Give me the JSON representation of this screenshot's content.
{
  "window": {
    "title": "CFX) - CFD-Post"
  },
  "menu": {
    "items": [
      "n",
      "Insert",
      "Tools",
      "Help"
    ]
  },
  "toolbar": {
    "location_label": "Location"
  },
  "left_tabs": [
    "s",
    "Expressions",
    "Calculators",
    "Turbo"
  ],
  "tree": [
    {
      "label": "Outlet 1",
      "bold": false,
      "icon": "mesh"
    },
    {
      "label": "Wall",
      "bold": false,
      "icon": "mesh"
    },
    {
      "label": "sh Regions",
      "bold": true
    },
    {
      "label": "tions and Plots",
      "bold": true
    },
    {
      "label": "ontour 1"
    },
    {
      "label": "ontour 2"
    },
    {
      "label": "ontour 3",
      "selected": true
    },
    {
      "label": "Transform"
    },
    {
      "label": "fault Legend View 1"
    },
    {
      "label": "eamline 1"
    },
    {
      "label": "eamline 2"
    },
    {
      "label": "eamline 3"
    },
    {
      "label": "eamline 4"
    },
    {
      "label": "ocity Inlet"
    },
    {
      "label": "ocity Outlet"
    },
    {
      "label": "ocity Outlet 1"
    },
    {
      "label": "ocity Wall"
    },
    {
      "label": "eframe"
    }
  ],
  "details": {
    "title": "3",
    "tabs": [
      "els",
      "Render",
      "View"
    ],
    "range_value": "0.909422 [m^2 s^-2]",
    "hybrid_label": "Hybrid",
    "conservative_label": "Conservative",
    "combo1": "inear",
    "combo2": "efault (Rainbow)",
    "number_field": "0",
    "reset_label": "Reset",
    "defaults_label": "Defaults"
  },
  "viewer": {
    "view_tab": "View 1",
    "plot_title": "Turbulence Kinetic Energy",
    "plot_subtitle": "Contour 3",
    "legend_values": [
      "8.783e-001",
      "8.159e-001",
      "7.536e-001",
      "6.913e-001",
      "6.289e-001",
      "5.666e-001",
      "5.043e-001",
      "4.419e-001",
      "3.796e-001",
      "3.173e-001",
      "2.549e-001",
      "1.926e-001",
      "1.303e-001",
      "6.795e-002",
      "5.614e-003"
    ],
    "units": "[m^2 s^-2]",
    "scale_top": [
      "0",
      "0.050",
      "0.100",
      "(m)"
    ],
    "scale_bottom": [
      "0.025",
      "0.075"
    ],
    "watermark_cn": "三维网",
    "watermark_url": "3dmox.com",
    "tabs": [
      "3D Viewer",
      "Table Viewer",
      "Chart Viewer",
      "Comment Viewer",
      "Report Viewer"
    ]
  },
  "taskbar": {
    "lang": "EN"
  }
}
○ ○ ○ ○ ○ ○ ○
### WHAT YOU NEED TO DO
Copy each line above that contains the string "ocity".

### REPLY
      "label": "ocity Inlet"
      "label": "ocity Outlet"
      "label": "ocity Outlet 1"
      "label": "ocity Wall"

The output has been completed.